### WHAT YOU WILL DO
Filter the listing and keep only the lines with the word "unei".

Extracted data entries:
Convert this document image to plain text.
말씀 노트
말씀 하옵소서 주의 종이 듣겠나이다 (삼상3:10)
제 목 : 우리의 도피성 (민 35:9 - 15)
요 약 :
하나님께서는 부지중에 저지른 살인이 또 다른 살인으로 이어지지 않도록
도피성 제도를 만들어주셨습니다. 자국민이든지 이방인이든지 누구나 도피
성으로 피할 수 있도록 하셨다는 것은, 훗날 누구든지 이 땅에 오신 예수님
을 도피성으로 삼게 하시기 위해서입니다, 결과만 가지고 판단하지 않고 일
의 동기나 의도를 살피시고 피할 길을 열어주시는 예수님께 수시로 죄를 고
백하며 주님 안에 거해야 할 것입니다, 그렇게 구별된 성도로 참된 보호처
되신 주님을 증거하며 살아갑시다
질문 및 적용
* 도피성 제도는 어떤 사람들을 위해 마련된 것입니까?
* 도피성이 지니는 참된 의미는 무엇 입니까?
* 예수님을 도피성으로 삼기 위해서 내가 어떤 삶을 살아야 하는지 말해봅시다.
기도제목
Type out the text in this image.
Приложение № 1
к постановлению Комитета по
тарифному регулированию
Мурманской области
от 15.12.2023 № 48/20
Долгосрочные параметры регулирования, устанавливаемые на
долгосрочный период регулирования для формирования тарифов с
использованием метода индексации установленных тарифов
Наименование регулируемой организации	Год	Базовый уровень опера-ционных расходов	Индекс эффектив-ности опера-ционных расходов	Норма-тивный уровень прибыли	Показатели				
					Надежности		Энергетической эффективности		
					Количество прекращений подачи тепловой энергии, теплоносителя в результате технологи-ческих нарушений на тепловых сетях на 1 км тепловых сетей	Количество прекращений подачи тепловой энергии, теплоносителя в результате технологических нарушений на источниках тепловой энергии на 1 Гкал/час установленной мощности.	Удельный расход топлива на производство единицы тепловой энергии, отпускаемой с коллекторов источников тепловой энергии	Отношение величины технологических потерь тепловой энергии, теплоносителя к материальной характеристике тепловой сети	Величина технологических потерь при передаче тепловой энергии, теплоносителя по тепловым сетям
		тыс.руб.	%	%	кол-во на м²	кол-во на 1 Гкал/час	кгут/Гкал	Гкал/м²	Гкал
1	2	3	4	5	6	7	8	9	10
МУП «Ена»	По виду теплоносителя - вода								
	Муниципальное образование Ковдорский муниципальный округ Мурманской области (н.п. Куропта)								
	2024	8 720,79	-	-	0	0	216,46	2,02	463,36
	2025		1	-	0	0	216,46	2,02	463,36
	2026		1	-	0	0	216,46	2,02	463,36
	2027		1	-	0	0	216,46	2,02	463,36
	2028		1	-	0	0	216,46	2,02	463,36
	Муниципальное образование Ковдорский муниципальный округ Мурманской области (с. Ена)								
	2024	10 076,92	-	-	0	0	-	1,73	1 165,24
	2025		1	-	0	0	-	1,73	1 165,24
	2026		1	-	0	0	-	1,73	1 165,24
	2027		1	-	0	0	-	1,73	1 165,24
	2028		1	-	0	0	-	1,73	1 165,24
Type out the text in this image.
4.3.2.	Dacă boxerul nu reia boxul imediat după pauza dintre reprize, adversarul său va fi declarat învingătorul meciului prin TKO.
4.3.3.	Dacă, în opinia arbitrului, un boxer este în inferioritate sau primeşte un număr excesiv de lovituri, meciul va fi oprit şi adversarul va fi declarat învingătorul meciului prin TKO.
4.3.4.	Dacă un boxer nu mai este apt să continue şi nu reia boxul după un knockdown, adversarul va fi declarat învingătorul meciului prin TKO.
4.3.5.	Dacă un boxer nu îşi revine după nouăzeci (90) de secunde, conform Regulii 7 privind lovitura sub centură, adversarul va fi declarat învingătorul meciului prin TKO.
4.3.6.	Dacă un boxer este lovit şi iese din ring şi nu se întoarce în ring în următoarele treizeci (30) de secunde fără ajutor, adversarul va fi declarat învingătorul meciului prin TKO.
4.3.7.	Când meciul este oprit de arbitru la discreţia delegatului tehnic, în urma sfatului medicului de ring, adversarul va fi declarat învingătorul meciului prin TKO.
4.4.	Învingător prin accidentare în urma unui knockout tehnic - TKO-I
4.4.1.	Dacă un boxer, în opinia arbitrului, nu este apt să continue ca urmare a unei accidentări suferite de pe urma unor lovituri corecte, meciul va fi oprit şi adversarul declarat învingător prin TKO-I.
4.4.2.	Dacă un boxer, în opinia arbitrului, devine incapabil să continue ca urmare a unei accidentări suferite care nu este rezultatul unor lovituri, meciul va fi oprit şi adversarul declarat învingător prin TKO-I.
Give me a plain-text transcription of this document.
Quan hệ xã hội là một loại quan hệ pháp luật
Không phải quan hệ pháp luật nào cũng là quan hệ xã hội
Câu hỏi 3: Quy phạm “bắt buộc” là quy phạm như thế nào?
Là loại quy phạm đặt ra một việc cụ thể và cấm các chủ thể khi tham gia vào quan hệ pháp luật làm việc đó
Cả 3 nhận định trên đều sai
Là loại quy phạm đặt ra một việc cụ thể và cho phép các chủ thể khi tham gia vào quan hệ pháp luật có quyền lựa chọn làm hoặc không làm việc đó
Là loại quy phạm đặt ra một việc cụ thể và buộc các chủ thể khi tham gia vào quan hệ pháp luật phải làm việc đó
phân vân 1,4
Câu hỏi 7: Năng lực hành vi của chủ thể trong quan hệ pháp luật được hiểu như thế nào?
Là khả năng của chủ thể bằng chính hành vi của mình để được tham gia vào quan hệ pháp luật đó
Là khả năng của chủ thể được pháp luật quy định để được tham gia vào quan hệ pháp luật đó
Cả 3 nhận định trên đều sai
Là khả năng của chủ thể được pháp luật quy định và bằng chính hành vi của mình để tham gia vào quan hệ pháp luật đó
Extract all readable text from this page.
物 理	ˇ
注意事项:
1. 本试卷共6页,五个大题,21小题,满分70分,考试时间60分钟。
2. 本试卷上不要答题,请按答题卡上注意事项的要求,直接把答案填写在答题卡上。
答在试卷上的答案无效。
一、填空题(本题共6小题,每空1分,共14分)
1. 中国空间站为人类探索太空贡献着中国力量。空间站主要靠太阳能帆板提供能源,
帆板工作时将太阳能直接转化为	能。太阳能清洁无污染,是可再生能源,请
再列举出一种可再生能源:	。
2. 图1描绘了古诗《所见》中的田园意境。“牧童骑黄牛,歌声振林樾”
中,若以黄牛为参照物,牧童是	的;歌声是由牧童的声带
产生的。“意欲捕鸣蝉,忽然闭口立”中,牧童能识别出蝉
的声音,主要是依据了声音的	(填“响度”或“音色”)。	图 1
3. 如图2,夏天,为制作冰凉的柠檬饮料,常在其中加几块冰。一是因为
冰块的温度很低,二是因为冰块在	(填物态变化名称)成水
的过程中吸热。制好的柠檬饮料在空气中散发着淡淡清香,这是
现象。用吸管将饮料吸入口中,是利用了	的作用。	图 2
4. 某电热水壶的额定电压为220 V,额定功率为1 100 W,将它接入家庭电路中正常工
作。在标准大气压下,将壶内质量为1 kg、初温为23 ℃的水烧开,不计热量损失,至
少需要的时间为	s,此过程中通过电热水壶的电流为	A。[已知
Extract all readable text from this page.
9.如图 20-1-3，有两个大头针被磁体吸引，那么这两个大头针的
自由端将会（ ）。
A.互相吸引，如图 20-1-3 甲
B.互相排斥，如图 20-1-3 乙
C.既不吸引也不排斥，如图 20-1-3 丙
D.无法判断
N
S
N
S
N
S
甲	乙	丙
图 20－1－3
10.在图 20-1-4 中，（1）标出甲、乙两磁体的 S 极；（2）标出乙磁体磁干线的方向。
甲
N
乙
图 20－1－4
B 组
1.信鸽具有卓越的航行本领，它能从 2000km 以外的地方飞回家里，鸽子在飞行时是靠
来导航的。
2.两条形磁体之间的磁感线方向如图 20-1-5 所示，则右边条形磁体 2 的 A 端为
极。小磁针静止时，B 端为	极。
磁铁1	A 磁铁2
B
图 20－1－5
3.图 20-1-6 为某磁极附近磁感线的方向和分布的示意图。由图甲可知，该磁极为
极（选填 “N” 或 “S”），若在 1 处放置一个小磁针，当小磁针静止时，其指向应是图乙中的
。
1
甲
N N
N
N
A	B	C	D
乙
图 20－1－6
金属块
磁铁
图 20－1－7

### OUTPUT OF THE TASK
4.4.1.	Dacă un boxer, în opinia arbitrului, nu este apt să continue ca urmare a unei accidentări suferite de pe urma unor lovituri corecte, meciul va fi oprit şi adversarul declarat învingător prin TKO-I.
4.4.2.	Dacă un boxer, în opinia arbitrului, devine incapabil să continue ca urmare a unei accidentări suferite care nu este rezultatul unor lovituri, meciul va fi oprit şi adversarul declarat învingător prin TKO-I.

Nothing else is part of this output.